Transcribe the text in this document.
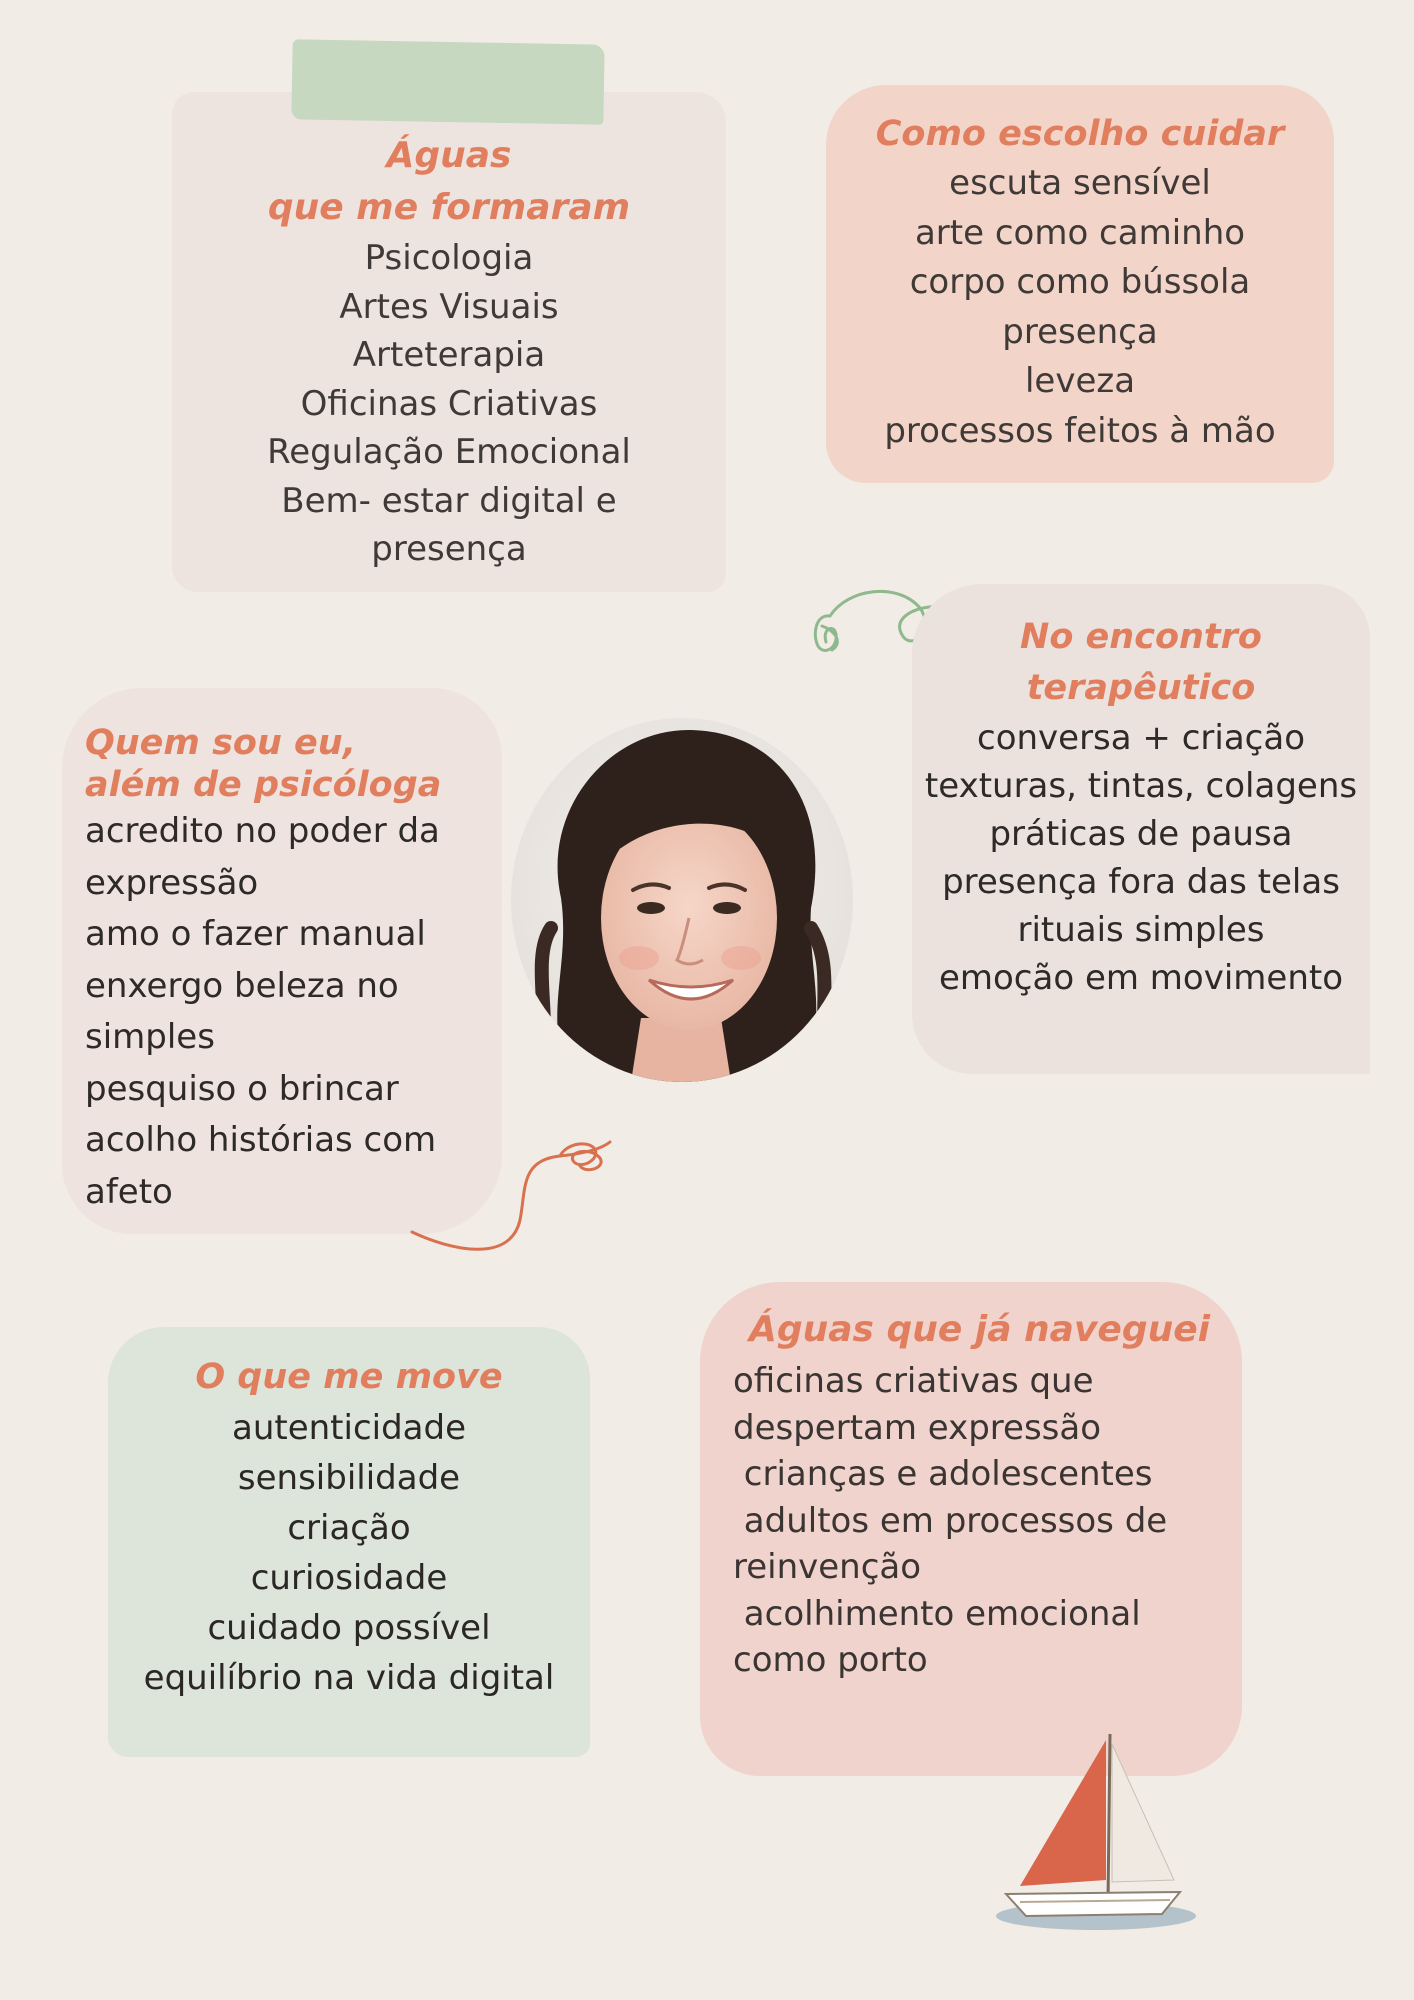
Águas
que me formaram
Psicologia
Artes Visuais
Arteterapia
Oficinas Criativas
Regulação Emocional
Bem- estar digital e
presença
Como escolho cuidar
escuta sensível
arte como caminho
corpo como bússola
presença
leveza
processos feitos à mão
No encontro
terapêutico
conversa + criação
texturas, tintas, colagens
práticas de pausa
presença fora das telas
rituais simples
emoção em movimento
Quem sou eu,
além de psicóloga
acredito no poder da
expressão
amo o fazer manual
enxergo beleza no
simples
pesquiso o brincar
acolho histórias com
afeto
O que me move
autenticidade
sensibilidade
criação
curiosidade
cuidado possível
equilíbrio na vida digital
Águas que já naveguei
oficinas criativas que
despertam expressão
crianças e adolescentes
adultos em processos de
reinvenção
acolhimento emocional
como porto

WRITTEN TASK :: Repeat all of the entries word for word, but omit the pictures.

WORKED SOLUTION ::
Transcribe the text in this document.
Águas
que me formaram
Psicologia
Artes Visuais
Arteterapia
Oficinas Criativas
Regulação Emocional
Bem- estar digital e
presença
Como escolho cuidar
escuta sensível
arte como caminho
corpo como bússola
presença
leveza
processos feitos à mão
No encontro
terapêutico
conversa + criação
texturas, tintas, colagens
práticas de pausa
presença fora das telas
rituais simples
emoção em movimento
Quem sou eu,
além de psicóloga
acredito no poder da
expressão
amo o fazer manual
enxergo beleza no
simples
pesquiso o brincar
acolho histórias com
afeto
O que me move
autenticidade
sensibilidade
criação
curiosidade
cuidado possível
equilíbrio na vida digital
Águas que já naveguei
oficinas criativas que
despertam expressão
crianças e adolescentes
adultos em processos de
reinvenção
acolhimento emocional
como porto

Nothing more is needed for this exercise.